**Job:** Copy all lines holding the word "DİTCH" from the entries.

**Information given:**
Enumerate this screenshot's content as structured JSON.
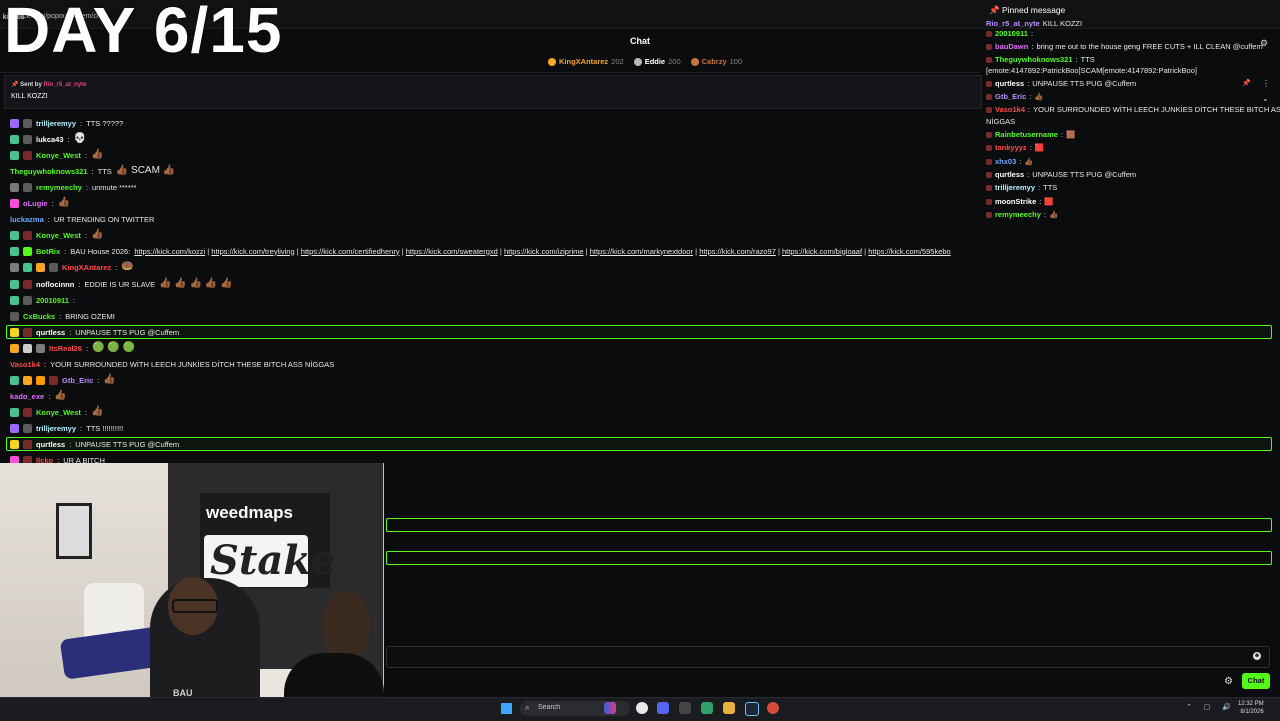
{
  "window": {
    "url": "kick.com/popout/cuffem/chat",
    "tab": "kick.co"
  },
  "overlay": {
    "day_counter": "DAY 6/15"
  },
  "chat_header": {
    "title": "Chat",
    "leaders": [
      {
        "name": "KingXAntarez",
        "points": "202",
        "color": "#f5a623"
      },
      {
        "name": "Eddie",
        "points": "200",
        "color": "#b8b8b8"
      },
      {
        "name": "Cabrzy",
        "points": "100",
        "color": "#c8743a"
      }
    ]
  },
  "main_pinned": {
    "sent_by_prefix": "Sent by",
    "sent_by_user": "Rio_r5_at_nyte",
    "message": "KILL KOZZI"
  },
  "messages": [
    {
      "user": "trilljeremyy",
      "color": "#b9f0ff",
      "text": "TTS ?????",
      "emote": "",
      "badges": [
        "#9b6bff",
        "#5a5a5a"
      ]
    },
    {
      "user": "lukca43",
      "color": "#ffffff",
      "text": "",
      "emote": "💀",
      "badges": [
        "#44c28f",
        "#5a5a5a"
      ]
    },
    {
      "user": "Konye_West",
      "color": "#53fc18",
      "text": "",
      "emote": "👍🏾",
      "badges": [
        "#44c28f",
        "#7a2a2a"
      ]
    },
    {
      "user": "Theguywhoknows321",
      "color": "#53fc18",
      "text": "TTS",
      "emote": "👍🏾 SCAM 👍🏾",
      "badges": []
    },
    {
      "user": "remymeechy",
      "color": "#53fc18",
      "text": "unmute ******",
      "emote": "",
      "badges": [
        "#777777",
        "#5a5a5a"
      ]
    },
    {
      "user": "oLugie",
      "color": "#e36bff",
      "text": "",
      "emote": "👍🏾",
      "badges": [
        "#ff4fd8"
      ]
    },
    {
      "user": "luckazma",
      "color": "#6fa8ff",
      "text": "UR TRENDING ON TWITTER",
      "emote": "",
      "badges": []
    },
    {
      "user": "Konye_West",
      "color": "#53fc18",
      "text": "",
      "emote": "👍🏾",
      "badges": [
        "#44c28f",
        "#7a2a2a"
      ]
    },
    {
      "user": "BotRix",
      "color": "#53fc18",
      "text": "BAU House 2026:",
      "emote": "",
      "badges": [
        "#44c28f",
        "#53fc18"
      ],
      "links": [
        "https://kick.com/kozzi",
        "https://kick.com/treyliving",
        "https://kick.com/certifiedhenry",
        "https://kick.com/sweatergxd",
        "https://kick.com/iziprime",
        "https://kick.com/markynextdoor",
        "https://kick.com/razo97",
        "https://kick.com/bigloaaf",
        "https://kick.com/595kebo"
      ]
    },
    {
      "user": "KingXAntarez",
      "color": "#ff4a4a",
      "text": "",
      "emote": "🍩",
      "badges": [
        "#7c7c7c",
        "#44c28f",
        "#f5a623",
        "#5a5a5a"
      ]
    },
    {
      "user": "noflocinnn",
      "color": "#ffffff",
      "text": "EDDIE IS UR SLAVE",
      "emote": "👍🏾 👍🏾 👍🏾 👍🏾 👍🏾",
      "badges": [
        "#44c28f",
        "#7a2a2a"
      ]
    },
    {
      "user": "20010911",
      "color": "#53fc18",
      "text": "",
      "emote": "",
      "badges": [
        "#44c28f",
        "#5a5a5a"
      ]
    },
    {
      "user": "CxBucks",
      "color": "#53fc18",
      "text": "BRING OZEMI",
      "emote": "",
      "badges": [
        "#5a5a5a"
      ]
    },
    {
      "user": "qurtless",
      "color": "#ffffff",
      "text": "UNPAUSE TTS PUG @Cuffem",
      "emote": "",
      "badges": [
        "#f5d623",
        "#7a2a2a"
      ],
      "highlight": true
    },
    {
      "user": "ItsReal26",
      "color": "#ff4a4a",
      "text": "",
      "emote": "🟢 🟢 🟢",
      "badges": [
        "#f5a623",
        "#cccccc",
        "#7c7c7c"
      ]
    },
    {
      "user": "Vaso1k4",
      "color": "#ff4a4a",
      "text": "YOUR SURROUNDED WİTH LEECH JUNKİES DİTCH THESE BITCH ASS NİGGAS",
      "emote": "",
      "badges": []
    },
    {
      "user": "Gtb_Eric",
      "color": "#b98cff",
      "text": "",
      "emote": "👍🏾",
      "badges": [
        "#44c28f",
        "#f5a623",
        "#ff9b00",
        "#7a2a2a"
      ]
    },
    {
      "user": "kado_exe",
      "color": "#e36bff",
      "text": "",
      "emote": "👍🏾",
      "badges": []
    },
    {
      "user": "Konye_West",
      "color": "#53fc18",
      "text": "",
      "emote": "👍🏾",
      "badges": [
        "#44c28f",
        "#7a2a2a"
      ]
    },
    {
      "user": "trilljeremyy",
      "color": "#b9f0ff",
      "text": "TTS !!!!!!!!!!",
      "emote": "",
      "badges": [
        "#9b6bff",
        "#5a5a5a"
      ]
    },
    {
      "user": "qurtless",
      "color": "#ffffff",
      "text": "UNPAUSE TTS PUG @Cuffem",
      "emote": "",
      "badges": [
        "#f5d623",
        "#7a2a2a"
      ],
      "highlight": true
    },
    {
      "user": "llcko",
      "color": "#ff4a4a",
      "text": "UR A BITCH",
      "emote": "",
      "badges": [
        "#ff4fd8",
        "#7a2a2a"
      ]
    }
  ],
  "side_chat": {
    "pinned_title": "Pinned message",
    "pinned_user": "Rio_r5_at_nyte",
    "pinned_text": "KILL KOZZI",
    "lines": [
      {
        "user": "20010911",
        "color": "#53fc18",
        "text": ""
      },
      {
        "user": "bauDawn",
        "color": "#e36bff",
        "text": "bring me out to the house geng FREE CUTS + ILL CLEAN @cuffem"
      },
      {
        "user": "Theguywhoknows321",
        "color": "#53fc18",
        "text": "TTS"
      },
      {
        "user": "",
        "color": "#e8e8e8",
        "text": "[emote:4147892:PatrickBoo]SCAM[emote:4147892:PatrickBoo]"
      },
      {
        "user": "qurtless",
        "color": "#ffffff",
        "text": "UNPAUSE TTS PUG @Cuffem"
      },
      {
        "user": "Gtb_Eric",
        "color": "#b98cff",
        "text": "👍🏾"
      },
      {
        "user": "Vaso1k4",
        "color": "#ff4a4a",
        "text": "YOUR SURROUNDED WİTH LEECH JUNKİES DİTCH THESE BITCH ASS"
      },
      {
        "user": "",
        "color": "#e8e8e8",
        "text": "NİGGAS"
      },
      {
        "user": "Rainbetusername",
        "color": "#53fc18",
        "text": "🟫"
      },
      {
        "user": "tankyyyz",
        "color": "#ff4a4a",
        "text": "🟥"
      },
      {
        "user": "xhx03",
        "color": "#6fa8ff",
        "text": "👍🏾"
      },
      {
        "user": "qurtless",
        "color": "#ffffff",
        "text": "UNPAUSE TTS PUG @Cuffem"
      },
      {
        "user": "trilljeremyy",
        "color": "#b9f0ff",
        "text": "TTS"
      },
      {
        "user": "moonStrike",
        "color": "#ffffff",
        "text": "🟥"
      },
      {
        "user": "remymeechy",
        "color": "#53fc18",
        "text": "👍🏾"
      }
    ]
  },
  "webcam": {
    "banner_brand_1": "weedmaps",
    "banner_brand_2": "Stake",
    "shirt_text": "BAU"
  },
  "chat_input": {
    "placeholder": "",
    "send_label": "Chat"
  },
  "taskbar": {
    "search_label": "Search",
    "time": "12:32 PM",
    "date": "8/1/2026"
  }
}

**Finished task:**
      "text": "YOUR SURROUNDED WİTH LEECH JUNKİES DİTCH THESE BITCH ASS NİGGAS",
        "text": "YOUR SURROUNDED WİTH LEECH JUNKİES DİTCH THESE BITCH ASS"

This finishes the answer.